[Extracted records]

* * * * * * *

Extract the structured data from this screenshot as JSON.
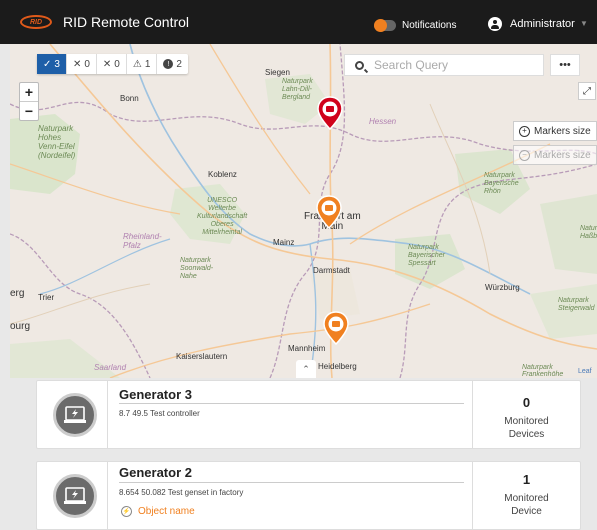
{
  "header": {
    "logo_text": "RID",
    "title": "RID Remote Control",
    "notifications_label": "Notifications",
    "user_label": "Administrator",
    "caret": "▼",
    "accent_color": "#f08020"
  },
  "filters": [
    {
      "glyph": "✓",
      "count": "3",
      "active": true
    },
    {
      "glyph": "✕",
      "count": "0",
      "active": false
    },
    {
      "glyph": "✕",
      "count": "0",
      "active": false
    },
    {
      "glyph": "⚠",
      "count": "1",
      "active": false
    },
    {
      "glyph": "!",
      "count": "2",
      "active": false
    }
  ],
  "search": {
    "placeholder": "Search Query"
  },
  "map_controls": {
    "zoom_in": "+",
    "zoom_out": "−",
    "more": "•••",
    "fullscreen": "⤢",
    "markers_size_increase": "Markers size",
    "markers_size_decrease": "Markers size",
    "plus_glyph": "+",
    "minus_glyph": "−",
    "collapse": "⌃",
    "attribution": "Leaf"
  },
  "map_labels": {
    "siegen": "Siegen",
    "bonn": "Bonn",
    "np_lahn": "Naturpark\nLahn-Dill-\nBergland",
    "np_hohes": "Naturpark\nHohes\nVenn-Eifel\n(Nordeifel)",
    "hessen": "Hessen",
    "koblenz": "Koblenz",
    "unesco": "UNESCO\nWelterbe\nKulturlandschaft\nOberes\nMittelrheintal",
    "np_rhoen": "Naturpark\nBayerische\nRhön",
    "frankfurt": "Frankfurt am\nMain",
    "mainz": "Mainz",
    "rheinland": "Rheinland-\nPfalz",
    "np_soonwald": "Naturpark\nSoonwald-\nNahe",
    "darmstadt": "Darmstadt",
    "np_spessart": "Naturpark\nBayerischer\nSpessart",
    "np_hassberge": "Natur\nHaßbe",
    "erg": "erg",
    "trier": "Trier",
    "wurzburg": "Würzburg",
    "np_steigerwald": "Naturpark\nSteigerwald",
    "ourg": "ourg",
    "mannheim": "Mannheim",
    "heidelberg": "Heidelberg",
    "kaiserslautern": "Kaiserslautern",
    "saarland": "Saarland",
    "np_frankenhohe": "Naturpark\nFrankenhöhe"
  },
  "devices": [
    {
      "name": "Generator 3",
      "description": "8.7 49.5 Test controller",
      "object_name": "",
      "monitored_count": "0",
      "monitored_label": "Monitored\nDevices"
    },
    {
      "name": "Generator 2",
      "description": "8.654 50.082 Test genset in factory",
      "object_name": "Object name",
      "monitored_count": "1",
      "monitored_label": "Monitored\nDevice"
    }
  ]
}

* * * * * * *

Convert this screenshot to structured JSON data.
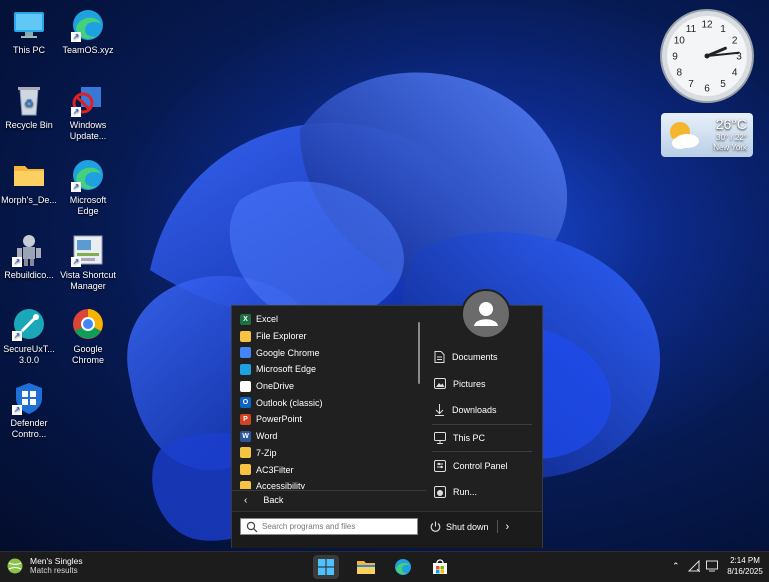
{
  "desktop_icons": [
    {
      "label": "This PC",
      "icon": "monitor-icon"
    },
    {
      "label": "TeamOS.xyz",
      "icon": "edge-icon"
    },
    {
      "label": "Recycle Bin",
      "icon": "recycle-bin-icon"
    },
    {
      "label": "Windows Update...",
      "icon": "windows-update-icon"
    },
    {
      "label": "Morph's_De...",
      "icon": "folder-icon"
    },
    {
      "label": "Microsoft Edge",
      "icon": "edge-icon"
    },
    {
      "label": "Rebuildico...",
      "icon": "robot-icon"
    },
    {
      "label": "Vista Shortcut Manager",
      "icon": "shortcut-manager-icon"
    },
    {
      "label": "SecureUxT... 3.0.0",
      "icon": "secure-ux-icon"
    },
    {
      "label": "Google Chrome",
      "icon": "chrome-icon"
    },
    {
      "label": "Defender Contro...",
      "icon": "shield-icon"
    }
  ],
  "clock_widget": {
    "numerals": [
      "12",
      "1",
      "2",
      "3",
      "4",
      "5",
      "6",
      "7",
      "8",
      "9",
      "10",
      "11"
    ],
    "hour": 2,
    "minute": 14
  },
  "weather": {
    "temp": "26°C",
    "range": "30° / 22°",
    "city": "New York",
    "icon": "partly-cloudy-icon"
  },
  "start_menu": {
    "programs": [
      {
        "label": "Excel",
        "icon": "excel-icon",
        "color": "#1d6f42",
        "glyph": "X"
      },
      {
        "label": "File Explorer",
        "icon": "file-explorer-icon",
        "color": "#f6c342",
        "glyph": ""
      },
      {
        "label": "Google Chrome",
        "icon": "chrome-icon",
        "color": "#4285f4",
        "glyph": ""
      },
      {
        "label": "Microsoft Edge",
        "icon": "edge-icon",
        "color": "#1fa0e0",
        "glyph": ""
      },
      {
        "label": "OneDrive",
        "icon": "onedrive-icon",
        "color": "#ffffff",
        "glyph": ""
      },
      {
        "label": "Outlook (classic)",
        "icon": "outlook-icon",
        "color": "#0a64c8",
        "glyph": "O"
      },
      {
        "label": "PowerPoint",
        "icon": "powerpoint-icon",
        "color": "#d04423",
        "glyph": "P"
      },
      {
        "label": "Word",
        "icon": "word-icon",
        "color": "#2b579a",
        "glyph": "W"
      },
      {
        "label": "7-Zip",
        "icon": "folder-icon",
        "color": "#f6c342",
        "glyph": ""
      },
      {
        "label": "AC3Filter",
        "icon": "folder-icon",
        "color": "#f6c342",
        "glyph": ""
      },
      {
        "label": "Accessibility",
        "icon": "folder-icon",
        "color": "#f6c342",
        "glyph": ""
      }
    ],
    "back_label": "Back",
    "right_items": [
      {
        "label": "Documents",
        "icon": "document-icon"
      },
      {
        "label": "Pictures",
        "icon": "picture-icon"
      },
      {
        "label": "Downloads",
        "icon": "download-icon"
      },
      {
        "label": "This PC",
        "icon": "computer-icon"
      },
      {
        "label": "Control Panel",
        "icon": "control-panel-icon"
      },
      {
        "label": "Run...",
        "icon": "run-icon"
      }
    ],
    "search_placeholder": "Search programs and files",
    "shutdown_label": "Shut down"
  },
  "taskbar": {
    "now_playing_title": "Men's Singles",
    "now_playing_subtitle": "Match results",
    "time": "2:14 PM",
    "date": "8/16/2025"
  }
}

* * * * * * *

» WORK REQUIRED:
Lines holding the word "size" in the entries above are the ones to pull out. Copy them all.

» THE REPLY:
    "markers_size_increase": "Markers size",
    "markers_size_decrease": "Markers size",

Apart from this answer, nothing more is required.